(Aim of the task) Return every line below as is, leaving out the pictures.

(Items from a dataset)
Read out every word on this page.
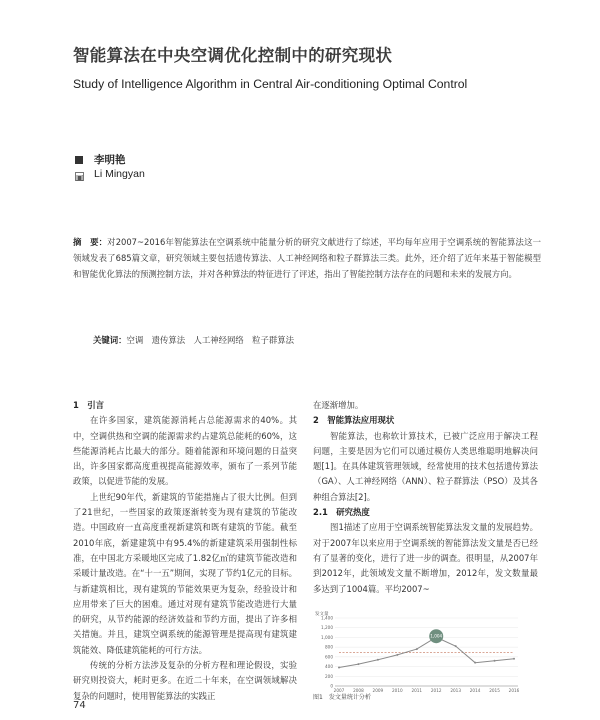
智能算法在中央空调优化控制中的研究现状
Study of Intelligence Algorithm in Central Air-conditioning Optimal Control
李明艳
▣ Li Mingyan
摘　要：对2007~2016年智能算法在空调系统中能量分析的研究文献进行了综述，平均每年应用于空调系统的智能算法这一领域发表了685篇文章，研究领域主要包括遗传算法、人工神经网络和粒子群算法三类。此外，还介绍了近年来基于智能模型和智能优化算法的预测控制方法，并对各种算法的特征进行了评述，指出了智能控制方法存在的问题和未来的发展方向。
关键词：空调　遗传算法　人工神经网络　粒子群算法

1　引言

在许多国家，建筑能源消耗占总能源需求的40%。其中，空调供热和空调的能源需求约占建筑总能耗的60%，这些能源消耗占比最大的部分。随着能源和环境问题的日益突出，许多国家都高度重视提高能源效率，颁布了一系列节能政策，以促进节能的发展。

上世纪90年代，新建筑的节能措施占了很大比例。但到了21世纪，一些国家的政策逐渐转变为现有建筑的节能改造。中国政府一直高度重视新建筑和既有建筑的节能。截至2010年底，新建建筑中有95.4%的新建建筑采用强制性标准，在中国北方采暖地区完成了1.82亿㎡的建筑节能改造和采暖计量改造。在“十一五”期间，实现了节约1亿元的目标。与新建筑相比，现有建筑的节能效果更为复杂，经验设计和应用带来了巨大的困难。通过对现有建筑节能改造进行大量的研究，从节约能源的经济效益和节约方面，提出了许多相关措施。并且，建筑空调系统的能源管理是提高现有建筑建筑能效、降低建筑能耗的可行方法。

传统的分析方法涉及复杂的分析方程和理论假设，实验研究则投资大，耗时更多。在近二十年来，在空调领域解决复杂的问题时，使用智能算法的实践正

在逐渐增加。

2　智能算法应用现状

智能算法，也称软计算技术，已被广泛应用于解决工程问题，主要是因为它们可以通过模仿人类思维聪明地解决问题[1]。在具体建筑管理领域，经常使用的技术包括遗传算法（GA）、人工神经网络（ANN）、粒子群算法（PSO）及其各种组合算法[2]。

2.1　研究热度

图1描述了应用于空调系统智能算法发文量的发展趋势。对于2007年以来应用于空调系统的智能算法发文量是否已经有了显著的变化，进行了进一步的调查。很明显，从2007年到2012年，此领域发文量不断增加，2012年，发文数量最多达到了1004篇。平均2007~

发文量
0
200
400
600
800
1,000
1,200
1,400
2007 2008 2009 2010 2011 2012 2013 2014 2015 2016
1,004
图1　发文量统计分析
74
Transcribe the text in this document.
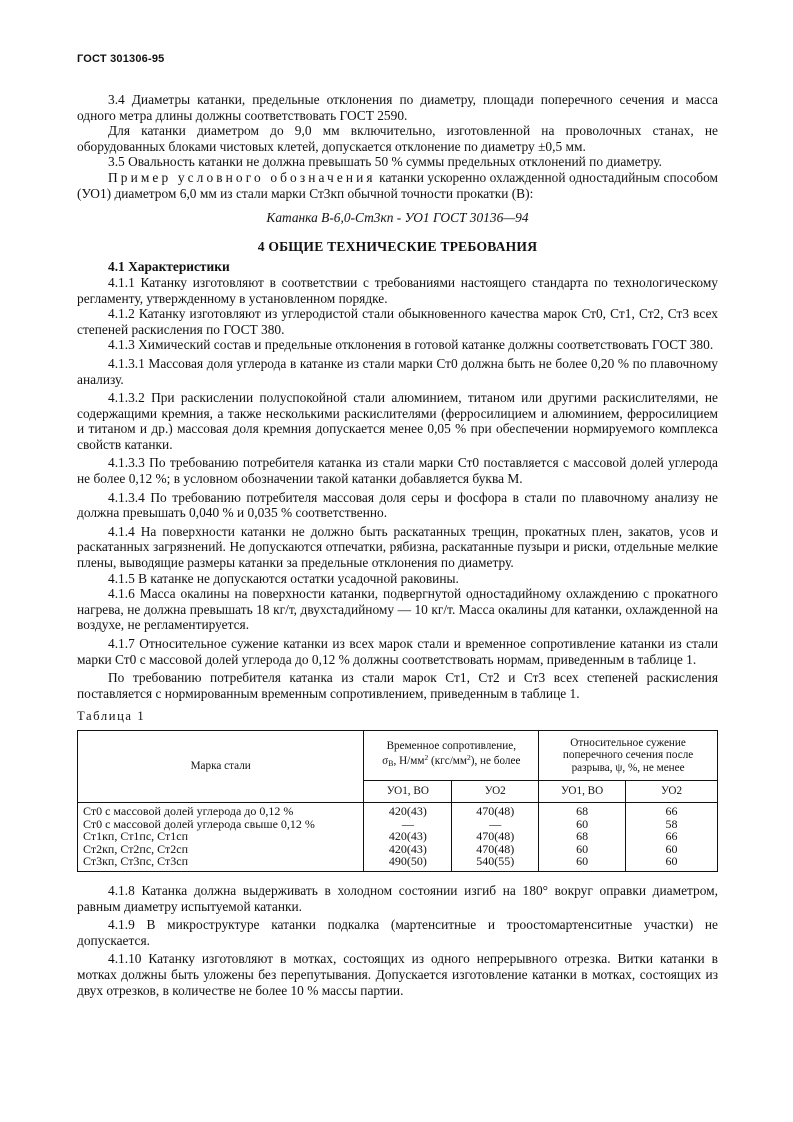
ГОСТ 301306-95

3.4 Диаметры катанки, предельные отклонения по диаметру, площади поперечного сечения и масса одного метра длины должны соответствовать ГОСТ 2590.

Для катанки диаметром до 9,0 мм включительно, изготовленной на проволочных станах, не оборудованных блоками чистовых клетей, допускается отклонение по диаметру ±0,5 мм.

3.5 Овальность катанки не должна превышать 50 % суммы предельных отклонений по диаметру.

Пример условного обозначения катанки ускоренно охлажденной одностадийным способом (УО1) диаметром 6,0 мм из стали марки Ст3кп обычной точности прокатки (В):

Катанка В-6,0-Ст3кп - УО1 ГОСТ 30136—94

4 ОБЩИЕ ТЕХНИЧЕСКИЕ ТРЕБОВАНИЯ

4.1 Характеристики

4.1.1 Катанку изготовляют в соответствии с требованиями настоящего стандарта по технологическому регламенту, утвержденному в установленном порядке.

4.1.2 Катанку изготовляют из углеродистой стали обыкновенного качества марок Ст0, Ст1, Ст2, Ст3 всех степеней раскисления по ГОСТ 380.

4.1.3 Химический состав и предельные отклонения в готовой катанке должны соответствовать ГОСТ 380.

4.1.3.1 Массовая доля углерода в катанке из стали марки Ст0 должна быть не более 0,20 % по плавочному анализу.

4.1.3.2 При раскислении полуспокойной стали алюминием, титаном или другими раскислителями, не содержащими кремния, а также несколькими раскислителями (ферросилицием и алюминием, ферросилицием и титаном и др.) массовая доля кремния допускается менее 0,05 % при обеспечении нормируемого комплекса свойств катанки.

4.1.3.3 По требованию потребителя катанка из стали марки Ст0 поставляется с массовой долей углерода не более 0,12 %; в условном обозначении такой катанки добавляется буква М.

4.1.3.4 По требованию потребителя массовая доля серы и фосфора в стали по плавочному анализу не должна превышать 0,040 % и 0,035 % соответственно.

4.1.4 На поверхности катанки не должно быть раскатанных трещин, прокатных плен, закатов, усов и раскатанных загрязнений. Не допускаются отпечатки, рябизна, раскатанные пузыри и риски, отдельные мелкие плены, выводящие размеры катанки за предельные отклонения по диаметру.

4.1.5 В катанке не допускаются остатки усадочной раковины.

4.1.6 Масса окалины на поверхности катанки, подвергнутой одностадийному охлаждению с прокатного нагрева, не должна превышать 18 кг/т, двухстадийному — 10 кг/т. Масса окалины для катанки, охлажденной на воздухе, не регламентируется.

4.1.7 Относительное сужение катанки из всех марок стали и временное сопротивление катанки из стали марки Ст0 с массовой долей углерода до 0,12 % должны соответствовать нормам, приведенным в таблице 1.

По требованию потребителя катанка из стали марок Ст1, Ст2 и Ст3 всех степеней раскисления поставляется с нормированным временным сопротивлением, приведенным в таблице 1.

Таблица 1

Марка стали	Временное сопротивление,
$\sigma_В$, $Н/мм^2$ $(кгс/мм^2)$, не более		Относительное сужение поперечного сечения после разрыва, ψ, %, не менее	
	УО1, ВО	УО2	УО1, ВО	УО2
Ст0 с массовой долей углерода до 0,12 %	420(43)	470(48)	68	66
Ст0 с массовой долей углерода свыше 0,12 %	—	—	60	58
Ст1кп, Ст1пс, Ст1сп	420(43)	470(48)	68	66
Ст2кп, Ст2пс, Ст2сп	420(43)	470(48)	60	60
Ст3кп, Ст3пс, Ст3сп	490(50)	540(55)	60	60

4.1.8 Катанка должна выдерживать в холодном состоянии изгиб на 180° вокруг оправки диаметром, равным диаметру испытуемой катанки.

4.1.9 В микроструктуре катанки подкалка (мартенситные и троостомартенситные участки) не допускается.

4.1.10 Катанку изготовляют в мотках, состоящих из одного непрерывного отрезка. Витки катанки в мотках должны быть уложены без перепутывания. Допускается изготовление катанки в мотках, состоящих из двух отрезков, в количестве не более 10 % массы партии.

(Right answer)
Read out every word on this page.
智能算法在中央空调优化控制中的研究现状
Study of Intelligence Algorithm in Central Air-conditioning Optimal Control
李明艳
▣ Li Mingyan
摘　要：对2007~2016年智能算法在空调系统中能量分析的研究文献进行了综述，平均每年应用于空调系统的智能算法这一领域发表了685篇文章，研究领域主要包括遗传算法、人工神经网络和粒子群算法三类。此外，还介绍了近年来基于智能模型和智能优化算法的预测控制方法，并对各种算法的特征进行了评述，指出了智能控制方法存在的问题和未来的发展方向。
关键词：空调　遗传算法　人工神经网络　粒子群算法

1　引言

在许多国家，建筑能源消耗占总能源需求的40%。其中，空调供热和空调的能源需求约占建筑总能耗的60%，这些能源消耗占比最大的部分。随着能源和环境问题的日益突出，许多国家都高度重视提高能源效率，颁布了一系列节能政策，以促进节能的发展。

上世纪90年代，新建筑的节能措施占了很大比例。但到了21世纪，一些国家的政策逐渐转变为现有建筑的节能改造。中国政府一直高度重视新建筑和既有建筑的节能。截至2010年底，新建建筑中有95.4%的新建建筑采用强制性标准，在中国北方采暖地区完成了1.82亿㎡的建筑节能改造和采暖计量改造。在“十一五”期间，实现了节约1亿元的目标。与新建筑相比，现有建筑的节能效果更为复杂，经验设计和应用带来了巨大的困难。通过对现有建筑节能改造进行大量的研究，从节约能源的经济效益和节约方面，提出了许多相关措施。并且，建筑空调系统的能源管理是提高现有建筑建筑能效、降低建筑能耗的可行方法。

传统的分析方法涉及复杂的分析方程和理论假设，实验研究则投资大，耗时更多。在近二十年来，在空调领域解决复杂的问题时，使用智能算法的实践正

在逐渐增加。

2　智能算法应用现状

智能算法，也称软计算技术，已被广泛应用于解决工程问题，主要是因为它们可以通过模仿人类思维聪明地解决问题[1]。在具体建筑管理领域，经常使用的技术包括遗传算法（GA）、人工神经网络（ANN）、粒子群算法（PSO）及其各种组合算法[2]。

2.1　研究热度

图1描述了应用于空调系统智能算法发文量的发展趋势。对于2007年以来应用于空调系统的智能算法发文量是否已经有了显著的变化，进行了进一步的调查。很明显，从2007年到2012年，此领域发文量不断增加，2012年，发文数量最多达到了1004篇。平均2007~

发文量
0
200
400
600
800
1,000
1,200
1,400
2007 2008 2009 2010 2011 2012 2013 2014 2015 2016
1,004
图1　发文量统计分析
74
Transcribe the text in this document.
ГОСТ 301306-95

3.4 Диаметры катанки, предельные отклонения по диаметру, площади поперечного сечения и масса одного метра длины должны соответствовать ГОСТ 2590.

Для катанки диаметром до 9,0 мм включительно, изготовленной на проволочных станах, не оборудованных блоками чистовых клетей, допускается отклонение по диаметру ±0,5 мм.

3.5 Овальность катанки не должна превышать 50 % суммы предельных отклонений по диаметру.

Пример условного обозначения катанки ускоренно охлажденной одностадийным способом (УО1) диаметром 6,0 мм из стали марки Ст3кп обычной точности прокатки (В):

Катанка В-6,0-Ст3кп - УО1 ГОСТ 30136—94

4 ОБЩИЕ ТЕХНИЧЕСКИЕ ТРЕБОВАНИЯ

4.1 Характеристики

4.1.1 Катанку изготовляют в соответствии с требованиями настоящего стандарта по технологическому регламенту, утвержденному в установленном порядке.

4.1.2 Катанку изготовляют из углеродистой стали обыкновенного качества марок Ст0, Ст1, Ст2, Ст3 всех степеней раскисления по ГОСТ 380.

4.1.3 Химический состав и предельные отклонения в готовой катанке должны соответствовать ГОСТ 380.

4.1.3.1 Массовая доля углерода в катанке из стали марки Ст0 должна быть не более 0,20 % по плавочному анализу.

4.1.3.2 При раскислении полуспокойной стали алюминием, титаном или другими раскислителями, не содержащими кремния, а также несколькими раскислителями (ферросилицием и алюминием, ферросилицием и титаном и др.) массовая доля кремния допускается менее 0,05 % при обеспечении нормируемого комплекса свойств катанки.

4.1.3.3 По требованию потребителя катанка из стали марки Ст0 поставляется с массовой долей углерода не более 0,12 %; в условном обозначении такой катанки добавляется буква М.

4.1.3.4 По требованию потребителя массовая доля серы и фосфора в стали по плавочному анализу не должна превышать 0,040 % и 0,035 % соответственно.

4.1.4 На поверхности катанки не должно быть раскатанных трещин, прокатных плен, закатов, усов и раскатанных загрязнений. Не допускаются отпечатки, рябизна, раскатанные пузыри и риски, отдельные мелкие плены, выводящие размеры катанки за предельные отклонения по диаметру.

4.1.5 В катанке не допускаются остатки усадочной раковины.

4.1.6 Масса окалины на поверхности катанки, подвергнутой одностадийному охлаждению с прокатного нагрева, не должна превышать 18 кг/т, двухстадийному — 10 кг/т. Масса окалины для катанки, охлажденной на воздухе, не регламентируется.

4.1.7 Относительное сужение катанки из всех марок стали и временное сопротивление катанки из стали марки Ст0 с массовой долей углерода до 0,12 % должны соответствовать нормам, приведенным в таблице 1.

По требованию потребителя катанка из стали марок Ст1, Ст2 и Ст3 всех степеней раскисления поставляется с нормированным временным сопротивлением, приведенным в таблице 1.

Таблица 1

Марка стали	Временное сопротивление,
$\sigma_В$, $Н/мм^2$ $(кгс/мм^2)$, не более		Относительное сужение поперечного сечения после разрыва, ψ, %, не менее	
	УО1, ВО	УО2	УО1, ВО	УО2
Ст0 с массовой долей углерода до 0,12 %	420(43)	470(48)	68	66
Ст0 с массовой долей углерода свыше 0,12 %	—	—	60	58
Ст1кп, Ст1пс, Ст1сп	420(43)	470(48)	68	66
Ст2кп, Ст2пс, Ст2сп	420(43)	470(48)	60	60
Ст3кп, Ст3пс, Ст3сп	490(50)	540(55)	60	60

4.1.8 Катанка должна выдерживать в холодном состоянии изгиб на 180° вокруг оправки диаметром, равным диаметру испытуемой катанки.

4.1.9 В микроструктуре катанки подкалка (мартенситные и троостомартенситные участки) не допускается.

4.1.10 Катанку изготовляют в мотках, состоящих из одного непрерывного отрезка. Витки катанки в мотках должны быть уложены без перепутывания. Допускается изготовление катанки в мотках, состоящих из двух отрезков, в количестве не более 10 % массы партии.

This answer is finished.